— STATED TASK —
Copy each line of the listing below exactly.
___
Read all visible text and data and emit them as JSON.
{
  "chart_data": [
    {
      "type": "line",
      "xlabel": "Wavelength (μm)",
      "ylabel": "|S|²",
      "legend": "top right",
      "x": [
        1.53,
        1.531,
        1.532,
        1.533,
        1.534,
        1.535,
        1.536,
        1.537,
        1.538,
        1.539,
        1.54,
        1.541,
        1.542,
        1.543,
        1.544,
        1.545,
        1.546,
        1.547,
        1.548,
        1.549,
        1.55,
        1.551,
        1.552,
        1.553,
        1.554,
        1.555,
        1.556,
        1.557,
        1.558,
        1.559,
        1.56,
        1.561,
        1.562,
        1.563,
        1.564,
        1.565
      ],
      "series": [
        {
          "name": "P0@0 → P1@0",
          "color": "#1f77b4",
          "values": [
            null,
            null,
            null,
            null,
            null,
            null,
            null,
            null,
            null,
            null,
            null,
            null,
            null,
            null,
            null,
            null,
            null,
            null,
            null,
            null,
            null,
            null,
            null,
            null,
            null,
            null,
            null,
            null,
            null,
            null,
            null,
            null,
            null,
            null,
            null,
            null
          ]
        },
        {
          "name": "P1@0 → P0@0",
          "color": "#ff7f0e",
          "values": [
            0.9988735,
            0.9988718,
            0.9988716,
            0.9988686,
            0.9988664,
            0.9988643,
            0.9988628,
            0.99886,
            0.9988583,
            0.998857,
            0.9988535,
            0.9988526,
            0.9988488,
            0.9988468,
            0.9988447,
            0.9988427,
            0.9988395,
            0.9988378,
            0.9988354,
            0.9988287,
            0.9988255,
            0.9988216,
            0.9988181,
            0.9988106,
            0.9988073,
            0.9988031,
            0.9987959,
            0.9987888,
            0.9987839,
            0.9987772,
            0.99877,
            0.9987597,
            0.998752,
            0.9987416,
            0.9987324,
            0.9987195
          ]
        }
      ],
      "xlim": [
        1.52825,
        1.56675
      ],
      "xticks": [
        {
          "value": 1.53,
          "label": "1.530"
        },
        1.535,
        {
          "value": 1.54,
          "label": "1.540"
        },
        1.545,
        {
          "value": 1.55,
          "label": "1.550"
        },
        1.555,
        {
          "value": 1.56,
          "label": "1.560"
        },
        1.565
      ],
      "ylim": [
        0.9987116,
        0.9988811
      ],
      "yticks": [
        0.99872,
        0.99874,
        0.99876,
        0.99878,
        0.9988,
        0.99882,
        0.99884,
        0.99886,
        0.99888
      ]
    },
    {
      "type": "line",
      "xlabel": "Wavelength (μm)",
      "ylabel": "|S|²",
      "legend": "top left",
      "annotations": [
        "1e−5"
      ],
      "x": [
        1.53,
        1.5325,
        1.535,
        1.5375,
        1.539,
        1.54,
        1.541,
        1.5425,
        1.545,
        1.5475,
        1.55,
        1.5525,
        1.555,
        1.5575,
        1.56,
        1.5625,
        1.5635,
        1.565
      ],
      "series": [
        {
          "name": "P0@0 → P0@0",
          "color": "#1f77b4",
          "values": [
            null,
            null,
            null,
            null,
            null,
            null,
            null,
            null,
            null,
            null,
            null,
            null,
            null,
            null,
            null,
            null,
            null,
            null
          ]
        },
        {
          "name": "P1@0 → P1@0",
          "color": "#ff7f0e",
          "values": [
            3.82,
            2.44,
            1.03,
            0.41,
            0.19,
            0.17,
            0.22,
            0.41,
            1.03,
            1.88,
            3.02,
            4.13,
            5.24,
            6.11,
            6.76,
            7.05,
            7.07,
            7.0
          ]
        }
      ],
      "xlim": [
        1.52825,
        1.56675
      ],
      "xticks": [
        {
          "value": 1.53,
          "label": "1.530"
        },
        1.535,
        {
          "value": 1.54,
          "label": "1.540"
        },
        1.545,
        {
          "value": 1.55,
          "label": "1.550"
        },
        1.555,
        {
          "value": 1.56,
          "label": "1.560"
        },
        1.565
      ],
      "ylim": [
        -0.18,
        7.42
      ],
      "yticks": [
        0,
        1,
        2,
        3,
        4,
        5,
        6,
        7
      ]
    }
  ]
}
___
— RESPONSE TO THIS EXERCISE —
Read all visible text and data and emit them as JSON.
{
  "chart_data": [
    {
      "type": "line",
      "xlabel": "Wavelength (μm)",
      "ylabel": "|S|²",
      "legend": "top right",
      "x": [
        1.53,
        1.531,
        1.532,
        1.533,
        1.534,
        1.535,
        1.536,
        1.537,
        1.538,
        1.539,
        1.54,
        1.541,
        1.542,
        1.543,
        1.544,
        1.545,
        1.546,
        1.547,
        1.548,
        1.549,
        1.55,
        1.551,
        1.552,
        1.553,
        1.554,
        1.555,
        1.556,
        1.557,
        1.558,
        1.559,
        1.56,
        1.561,
        1.562,
        1.563,
        1.564,
        1.565
      ],
      "series": [
        {
          "name": "P0@0 → P1@0",
          "color": "#1f77b4",
          "values": [
            null,
            null,
            null,
            null,
            null,
            null,
            null,
            null,
            null,
            null,
            null,
            null,
            null,
            null,
            null,
            null,
            null,
            null,
            null,
            null,
            null,
            null,
            null,
            null,
            null,
            null,
            null,
            null,
            null,
            null,
            null,
            null,
            null,
            null,
            null,
            null
          ]
        },
        {
          "name": "P1@0 → P0@0",
          "color": "#ff7f0e",
          "values": [
            0.9988735,
            0.9988718,
            0.9988716,
            0.9988686,
            0.9988664,
            0.9988643,
            0.9988628,
            0.99886,
            0.9988583,
            0.998857,
            0.9988535,
            0.9988526,
            0.9988488,
            0.9988468,
            0.9988447,
            0.9988427,
            0.9988395,
            0.9988378,
            0.9988354,
            0.9988287,
            0.9988255,
            0.9988216,
            0.9988181,
            0.9988106,
            0.9988073,
            0.9988031,
            0.9987959,
            0.9987888,
            0.9987839,
            0.9987772,
            0.99877,
            0.9987597,
            0.998752,
            0.9987416,
            0.9987324,
            0.9987195
          ]
        }
      ],
      "xlim": [
        1.52825,
        1.56675
      ],
      "xticks": [
        {
          "value": 1.53,
          "label": "1.530"
        },
        1.535,
        {
          "value": 1.54,
          "label": "1.540"
        },
        1.545,
        {
          "value": 1.55,
          "label": "1.550"
        },
        1.555,
        {
          "value": 1.56,
          "label": "1.560"
        },
        1.565
      ],
      "ylim": [
        0.9987116,
        0.9988811
      ],
      "yticks": [
        0.99872,
        0.99874,
        0.99876,
        0.99878,
        0.9988,
        0.99882,
        0.99884,
        0.99886,
        0.99888
      ]
    },
    {
      "type": "line",
      "xlabel": "Wavelength (μm)",
      "ylabel": "|S|²",
      "legend": "top left",
      "annotations": [
        "1e−5"
      ],
      "x": [
        1.53,
        1.5325,
        1.535,
        1.5375,
        1.539,
        1.54,
        1.541,
        1.5425,
        1.545,
        1.5475,
        1.55,
        1.5525,
        1.555,
        1.5575,
        1.56,
        1.5625,
        1.5635,
        1.565
      ],
      "series": [
        {
          "name": "P0@0 → P0@0",
          "color": "#1f77b4",
          "values": [
            null,
            null,
            null,
            null,
            null,
            null,
            null,
            null,
            null,
            null,
            null,
            null,
            null,
            null,
            null,
            null,
            null,
            null
          ]
        },
        {
          "name": "P1@0 → P1@0",
          "color": "#ff7f0e",
          "values": [
            3.82,
            2.44,
            1.03,
            0.41,
            0.19,
            0.17,
            0.22,
            0.41,
            1.03,
            1.88,
            3.02,
            4.13,
            5.24,
            6.11,
            6.76,
            7.05,
            7.07,
            7.0
          ]
        }
      ],
      "xlim": [
        1.52825,
        1.56675
      ],
      "xticks": [
        {
          "value": 1.53,
          "label": "1.530"
        },
        1.535,
        {
          "value": 1.54,
          "label": "1.540"
        },
        1.545,
        {
          "value": 1.55,
          "label": "1.550"
        },
        1.555,
        {
          "value": 1.56,
          "label": "1.560"
        },
        1.565
      ],
      "ylim": [
        -0.18,
        7.42
      ],
      "yticks": [
        0,
        1,
        2,
        3,
        4,
        5,
        6,
        7
      ]
    }
  ]
}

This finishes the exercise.